◆ SUPPLIED DATA ◆
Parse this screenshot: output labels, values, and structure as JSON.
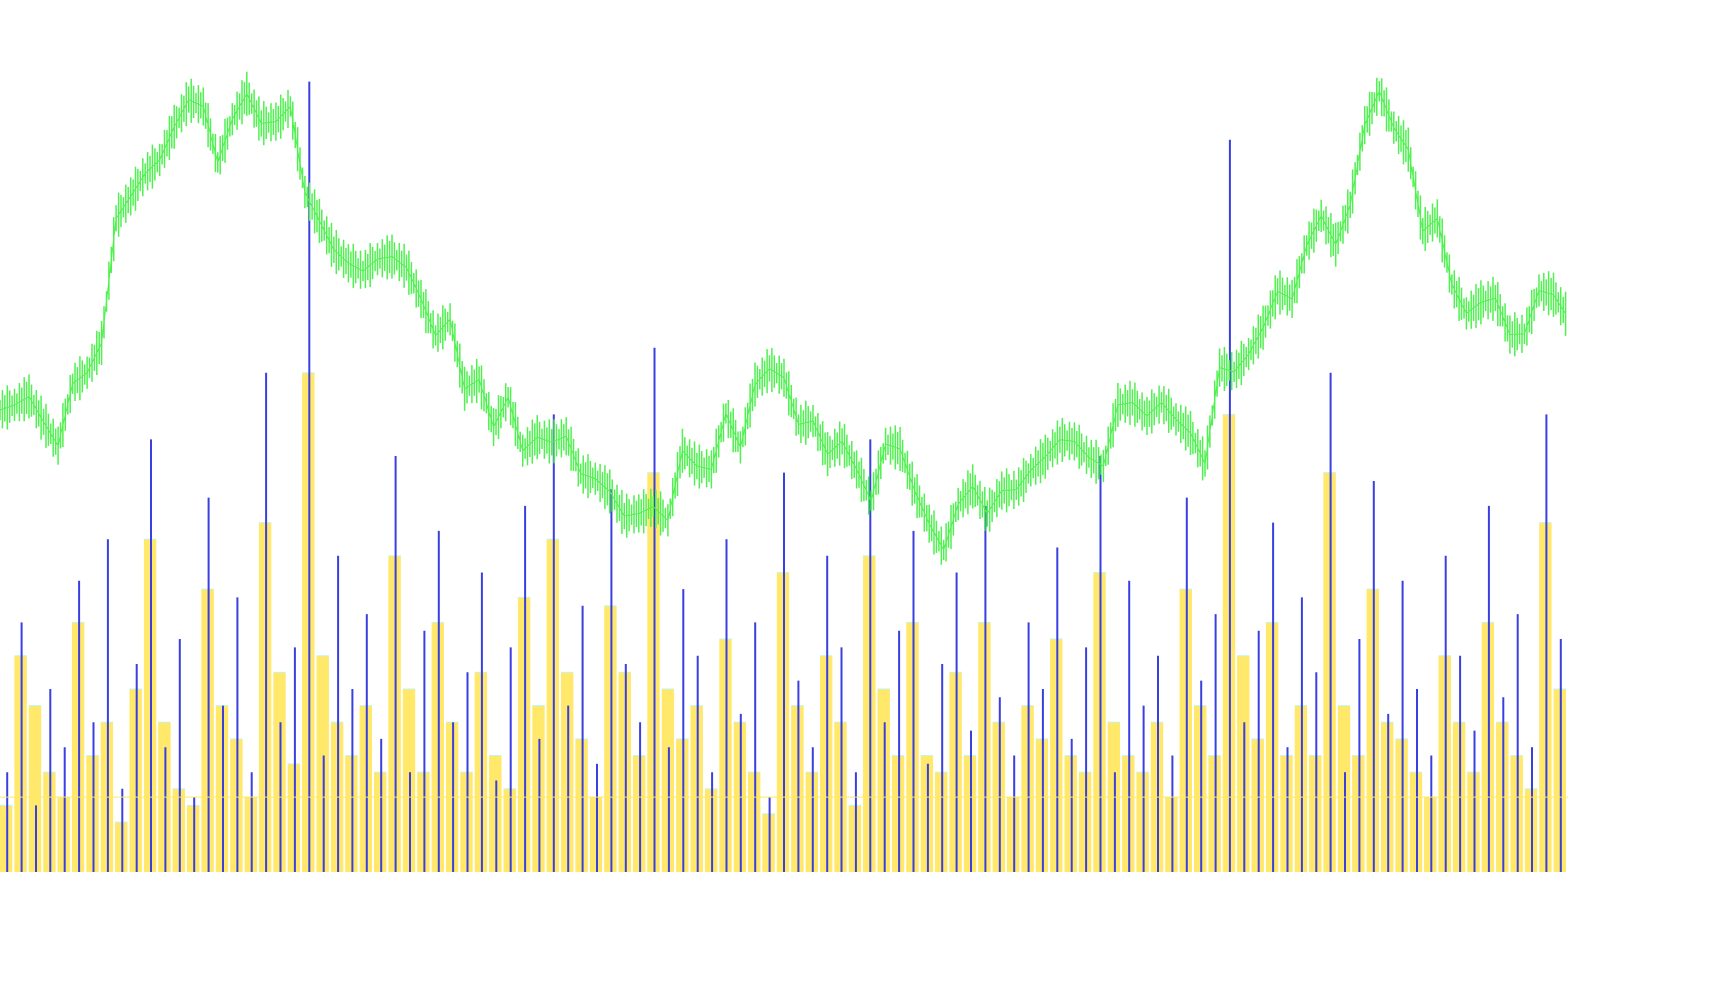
{
  "chart_data": {
    "type": "bar",
    "title": "",
    "xlabel": "",
    "ylabel": "",
    "grid": false,
    "legend": "none",
    "ylim_volume": [
      0,
      100
    ],
    "ylim_price": [
      0,
      100
    ],
    "volume_reference_level": 9,
    "colors": {
      "background": "#ffffff",
      "volume_bars": "#3a3fe0",
      "average_volume": "#ffe86a",
      "average_volume_outline": "#bff5f5",
      "price_line": "#4ff04f",
      "reference_line": "#ffe86a"
    },
    "series": [
      {
        "kind": "price",
        "values": [
          56.6,
          57.2,
          58.2,
          55.2,
          52.4,
          59.7,
          61.0,
          64.5,
          79.2,
          81.8,
          84.5,
          86.1,
          90.0,
          93.2,
          92.4,
          85.8,
          90.9,
          93.9,
          90.4,
          90.6,
          92.4,
          82.3,
          78.9,
          75.5,
          73.9,
          73.0,
          74.4,
          74.7,
          73.4,
          69.7,
          65.4,
          67.3,
          59.1,
          60.2,
          54.6,
          58.1,
          51.8,
          53.4,
          52.8,
          53.5,
          49.1,
          48.5,
          47.0,
          44.1,
          44.4,
          45.2,
          43.6,
          51.8,
          50.0,
          49.6,
          56.2,
          52.2,
          59.6,
          61.5,
          60.4,
          54.9,
          55.3,
          51.4,
          52.9,
          49.6,
          45.9,
          52.6,
          52.0,
          47.1,
          43.2,
          40.1,
          45.5,
          47.6,
          44.4,
          47.1,
          47.2,
          49.5,
          51.1,
          53.1,
          52.9,
          51.0,
          50.0,
          57.2,
          57.5,
          55.9,
          57.5,
          55.5,
          53.9,
          50.3,
          61.6,
          61.1,
          63.2,
          66.3,
          70.6,
          69.7,
          76.0,
          79.5,
          76.1,
          80.8,
          90.2,
          94.2,
          89.9,
          87.3,
          77.7,
          79.2,
          71.4,
          68.0,
          69.3,
          69.8,
          65.5,
          65.6,
          70.7,
          70.2,
          67.5
        ]
      },
      {
        "kind": "volume",
        "values": [
          12,
          30,
          8,
          22,
          15,
          35,
          18,
          40,
          10,
          25,
          52,
          15,
          28,
          9,
          45,
          20,
          33,
          12,
          60,
          18,
          27,
          95,
          14,
          38,
          22,
          31,
          16,
          50,
          12,
          29,
          41,
          18,
          24,
          36,
          11,
          27,
          44,
          16,
          55,
          20,
          32,
          13,
          46,
          25,
          18,
          63,
          15,
          34,
          26,
          12,
          40,
          19,
          30,
          9,
          48,
          23,
          15,
          38,
          27,
          12,
          52,
          18,
          29,
          41,
          13,
          25,
          36,
          17,
          44,
          21,
          14,
          30,
          22,
          39,
          16,
          27,
          50,
          12,
          35,
          20,
          26,
          14,
          45,
          23,
          31,
          88,
          18,
          29,
          42,
          15,
          33,
          24,
          60,
          12,
          28,
          47,
          19,
          35,
          22,
          14,
          38,
          26,
          17,
          44,
          21,
          31,
          15,
          55,
          28
        ]
      },
      {
        "kind": "average_volume",
        "values": [
          8,
          26,
          20,
          12,
          9,
          30,
          14,
          18,
          6,
          22,
          40,
          18,
          10,
          8,
          34,
          20,
          16,
          9,
          42,
          24,
          13,
          60,
          26,
          18,
          14,
          20,
          12,
          38,
          22,
          12,
          30,
          18,
          12,
          24,
          14,
          10,
          33,
          20,
          40,
          24,
          16,
          9,
          32,
          24,
          14,
          48,
          22,
          16,
          20,
          10,
          28,
          18,
          12,
          7,
          36,
          20,
          12,
          26,
          18,
          8,
          38,
          22,
          14,
          30,
          14,
          12,
          24,
          14,
          30,
          18,
          9,
          20,
          16,
          28,
          14,
          12,
          36,
          18,
          14,
          12,
          18,
          9,
          34,
          20,
          14,
          55,
          26,
          16,
          30,
          14,
          20,
          14,
          48,
          20,
          14,
          34,
          18,
          16,
          12,
          9,
          26,
          18,
          12,
          30,
          18,
          14,
          10,
          42,
          22
        ]
      }
    ]
  }
}
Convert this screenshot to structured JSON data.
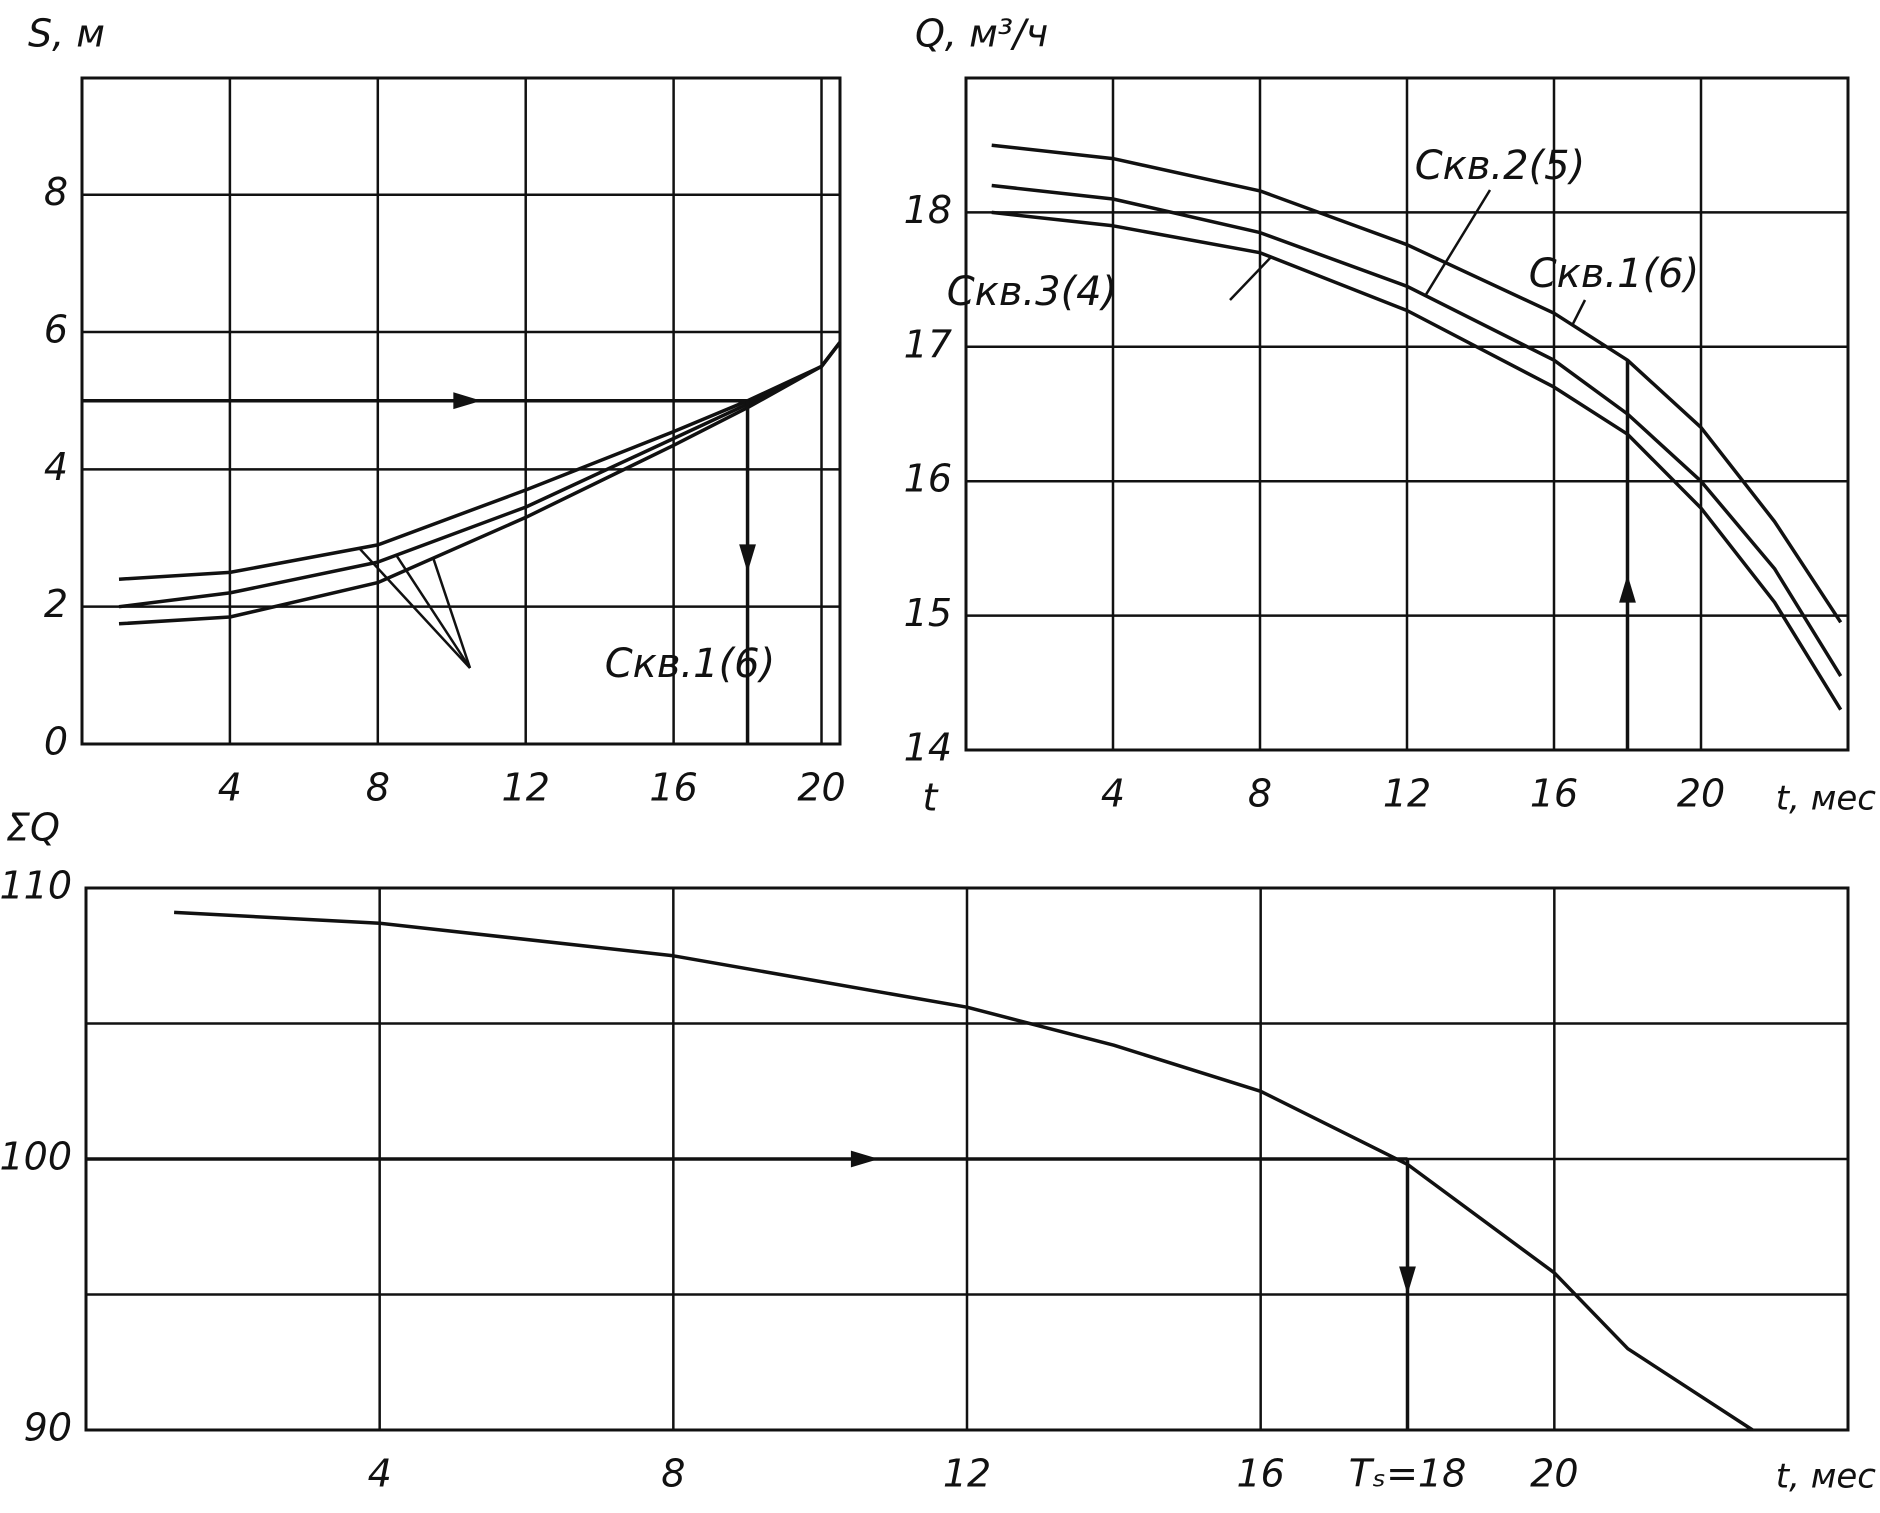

◆ WRITTEN PROBLEM ◆
Copy all the entries word for word. Omit any pictures.

◆ SOLUTION TO THE EXERCISE ◆
Parse this screenshot: output labels, values, and structure as JSON.
{
  "chart_data": {
    "type": "bar",
    "title": "",
    "xlabel": "",
    "ylabel": "",
    "grid": false,
    "legend": "none",
    "ylim_volume": [
      0,
      100
    ],
    "ylim_price": [
      0,
      100
    ],
    "volume_reference_level": 9,
    "colors": {
      "background": "#ffffff",
      "volume_bars": "#3a3fe0",
      "average_volume": "#ffe86a",
      "average_volume_outline": "#bff5f5",
      "price_line": "#4ff04f",
      "reference_line": "#ffe86a"
    },
    "series": [
      {
        "kind": "price",
        "values": [
          56.6,
          57.2,
          58.2,
          55.2,
          52.4,
          59.7,
          61.0,
          64.5,
          79.2,
          81.8,
          84.5,
          86.1,
          90.0,
          93.2,
          92.4,
          85.8,
          90.9,
          93.9,
          90.4,
          90.6,
          92.4,
          82.3,
          78.9,
          75.5,
          73.9,
          73.0,
          74.4,
          74.7,
          73.4,
          69.7,
          65.4,
          67.3,
          59.1,
          60.2,
          54.6,
          58.1,
          51.8,
          53.4,
          52.8,
          53.5,
          49.1,
          48.5,
          47.0,
          44.1,
          44.4,
          45.2,
          43.6,
          51.8,
          50.0,
          49.6,
          56.2,
          52.2,
          59.6,
          61.5,
          60.4,
          54.9,
          55.3,
          51.4,
          52.9,
          49.6,
          45.9,
          52.6,
          52.0,
          47.1,
          43.2,
          40.1,
          45.5,
          47.6,
          44.4,
          47.1,
          47.2,
          49.5,
          51.1,
          53.1,
          52.9,
          51.0,
          50.0,
          57.2,
          57.5,
          55.9,
          57.5,
          55.5,
          53.9,
          50.3,
          61.6,
          61.1,
          63.2,
          66.3,
          70.6,
          69.7,
          76.0,
          79.5,
          76.1,
          80.8,
          90.2,
          94.2,
          89.9,
          87.3,
          77.7,
          79.2,
          71.4,
          68.0,
          69.3,
          69.8,
          65.5,
          65.6,
          70.7,
          70.2,
          67.5
        ]
      },
      {
        "kind": "volume",
        "values": [
          12,
          30,
          8,
          22,
          15,
          35,
          18,
          40,
          10,
          25,
          52,
          15,
          28,
          9,
          45,
          20,
          33,
          12,
          60,
          18,
          27,
          95,
          14,
          38,
          22,
          31,
          16,
          50,
          12,
          29,
          41,
          18,
          24,
          36,
          11,
          27,
          44,
          16,
          55,
          20,
          32,
          13,
          46,
          25,
          18,
          63,
          15,
          34,
          26,
          12,
          40,
          19,
          30,
          9,
          48,
          23,
          15,
          38,
          27,
          12,
          52,
          18,
          29,
          41,
          13,
          25,
          36,
          17,
          44,
          21,
          14,
          30,
          22,
          39,
          16,
          27,
          50,
          12,
          35,
          20,
          26,
          14,
          45,
          23,
          31,
          88,
          18,
          29,
          42,
          15,
          33,
          24,
          60,
          12,
          28,
          47,
          19,
          35,
          22,
          14,
          38,
          26,
          17,
          44,
          21,
          31,
          15,
          55,
          28
        ]
      },
      {
        "kind": "average_volume",
        "values": [
          8,
          26,
          20,
          12,
          9,
          30,
          14,
          18,
          6,
          22,
          40,
          18,
          10,
          8,
          34,
          20,
          16,
          9,
          42,
          24,
          13,
          60,
          26,
          18,
          14,
          20,
          12,
          38,
          22,
          12,
          30,
          18,
          12,
          24,
          14,
          10,
          33,
          20,
          40,
          24,
          16,
          9,
          32,
          24,
          14,
          48,
          22,
          16,
          20,
          10,
          28,
          18,
          12,
          7,
          36,
          20,
          12,
          26,
          18,
          8,
          38,
          22,
          14,
          30,
          14,
          12,
          24,
          14,
          30,
          18,
          9,
          20,
          16,
          28,
          14,
          12,
          36,
          18,
          14,
          12,
          18,
          9,
          34,
          20,
          14,
          55,
          26,
          16,
          30,
          14,
          20,
          14,
          48,
          20,
          14,
          34,
          18,
          16,
          12,
          9,
          26,
          18,
          12,
          30,
          18,
          14,
          10,
          42,
          22
        ]
      }
    ]
  }
}
Convert this screenshot to structured JSON data.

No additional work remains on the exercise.